● **GIVEN INSTRUCTION**:
Extract the complete data exactly as given.

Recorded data

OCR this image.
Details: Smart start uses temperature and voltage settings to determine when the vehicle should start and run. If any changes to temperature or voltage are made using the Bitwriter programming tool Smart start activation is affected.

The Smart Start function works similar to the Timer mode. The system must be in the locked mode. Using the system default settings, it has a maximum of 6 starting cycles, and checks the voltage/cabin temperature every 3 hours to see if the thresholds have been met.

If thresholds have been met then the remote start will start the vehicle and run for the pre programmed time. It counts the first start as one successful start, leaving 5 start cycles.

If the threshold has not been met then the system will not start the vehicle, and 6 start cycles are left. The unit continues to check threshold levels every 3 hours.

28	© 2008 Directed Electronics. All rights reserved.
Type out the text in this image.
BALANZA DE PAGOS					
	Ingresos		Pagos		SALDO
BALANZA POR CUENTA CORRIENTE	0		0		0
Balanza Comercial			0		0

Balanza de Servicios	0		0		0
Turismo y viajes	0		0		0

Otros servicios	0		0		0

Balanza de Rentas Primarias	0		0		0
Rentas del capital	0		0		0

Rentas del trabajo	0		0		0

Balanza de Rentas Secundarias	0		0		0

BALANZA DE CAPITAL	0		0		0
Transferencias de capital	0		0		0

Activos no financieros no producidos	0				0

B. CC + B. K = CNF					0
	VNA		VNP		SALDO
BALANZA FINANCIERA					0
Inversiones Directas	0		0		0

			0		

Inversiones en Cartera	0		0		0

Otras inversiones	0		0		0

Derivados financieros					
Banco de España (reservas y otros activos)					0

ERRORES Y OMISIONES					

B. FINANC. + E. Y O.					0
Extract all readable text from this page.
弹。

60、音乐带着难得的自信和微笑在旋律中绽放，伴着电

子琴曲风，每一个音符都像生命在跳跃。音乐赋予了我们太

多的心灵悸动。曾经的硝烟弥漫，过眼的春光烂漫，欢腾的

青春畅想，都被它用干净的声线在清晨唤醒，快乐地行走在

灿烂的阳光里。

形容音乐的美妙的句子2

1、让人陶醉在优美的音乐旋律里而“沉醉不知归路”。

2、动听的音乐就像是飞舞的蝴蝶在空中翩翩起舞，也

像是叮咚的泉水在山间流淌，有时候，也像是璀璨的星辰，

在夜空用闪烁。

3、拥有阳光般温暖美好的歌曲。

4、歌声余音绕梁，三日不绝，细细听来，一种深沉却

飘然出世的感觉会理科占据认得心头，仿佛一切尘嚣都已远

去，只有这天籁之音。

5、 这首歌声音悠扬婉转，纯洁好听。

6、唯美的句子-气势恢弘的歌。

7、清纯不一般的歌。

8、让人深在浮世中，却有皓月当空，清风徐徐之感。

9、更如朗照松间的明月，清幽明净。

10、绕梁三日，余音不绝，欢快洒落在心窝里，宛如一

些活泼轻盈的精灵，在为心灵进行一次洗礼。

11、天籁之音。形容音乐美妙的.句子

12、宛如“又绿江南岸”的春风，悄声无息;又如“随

● **EXPECTED ANSWER**:
OCR this image.
Details: Smart start uses temperature and voltage settings to determine when the vehicle should start and run. If any changes to temperature or voltage are made using the Bitwriter programming tool Smart start activation is affected.

The Smart Start function works similar to the Timer mode. The system must be in the locked mode. Using the system default settings, it has a maximum of 6 starting cycles, and checks the voltage/cabin temperature every 3 hours to see if the thresholds have been met.

If thresholds have been met then the remote start will start the vehicle and run for the pre programmed time. It counts the first start as one successful start, leaving 5 start cycles.

If the threshold has not been met then the system will not start the vehicle, and 6 start cycles are left. The unit continues to check threshold levels every 3 hours.

28	© 2008 Directed Electronics. All rights reserved.
Type out the text in this image.
BALANZA DE PAGOS					
	Ingresos		Pagos		SALDO
BALANZA POR CUENTA CORRIENTE	0		0		0
Balanza Comercial			0		0

Balanza de Servicios	0		0		0
Turismo y viajes	0		0		0

Otros servicios	0		0		0

Balanza de Rentas Primarias	0		0		0
Rentas del capital	0		0		0

Rentas del trabajo	0		0		0

Balanza de Rentas Secundarias	0		0		0

BALANZA DE CAPITAL	0		0		0
Transferencias de capital	0		0		0

Activos no financieros no producidos	0				0

B. CC + B. K = CNF					0
	VNA		VNP		SALDO
BALANZA FINANCIERA					0
Inversiones Directas	0		0		0

			0		

Inversiones en Cartera	0		0		0

Otras inversiones	0		0		0

Derivados financieros					
Banco de España (reservas y otros activos)					0

ERRORES Y OMISIONES					

B. FINANC. + E. Y O.					0
Extract all readable text from this page.
弹。

60、音乐带着难得的自信和微笑在旋律中绽放，伴着电

子琴曲风，每一个音符都像生命在跳跃。音乐赋予了我们太

多的心灵悸动。曾经的硝烟弥漫，过眼的春光烂漫，欢腾的

青春畅想，都被它用干净的声线在清晨唤醒，快乐地行走在

灿烂的阳光里。

形容音乐的美妙的句子2

1、让人陶醉在优美的音乐旋律里而“沉醉不知归路”。

2、动听的音乐就像是飞舞的蝴蝶在空中翩翩起舞，也

像是叮咚的泉水在山间流淌，有时候，也像是璀璨的星辰，

在夜空用闪烁。

3、拥有阳光般温暖美好的歌曲。

4、歌声余音绕梁，三日不绝，细细听来，一种深沉却

飘然出世的感觉会理科占据认得心头，仿佛一切尘嚣都已远

去，只有这天籁之音。

5、 这首歌声音悠扬婉转，纯洁好听。

6、唯美的句子-气势恢弘的歌。

7、清纯不一般的歌。

8、让人深在浮世中，却有皓月当空，清风徐徐之感。

9、更如朗照松间的明月，清幽明净。

10、绕梁三日，余音不绝，欢快洒落在心窝里，宛如一

些活泼轻盈的精灵，在为心灵进行一次洗礼。

11、天籁之音。形容音乐美妙的.句子

12、宛如“又绿江南岸”的春风，悄声无息;又如“随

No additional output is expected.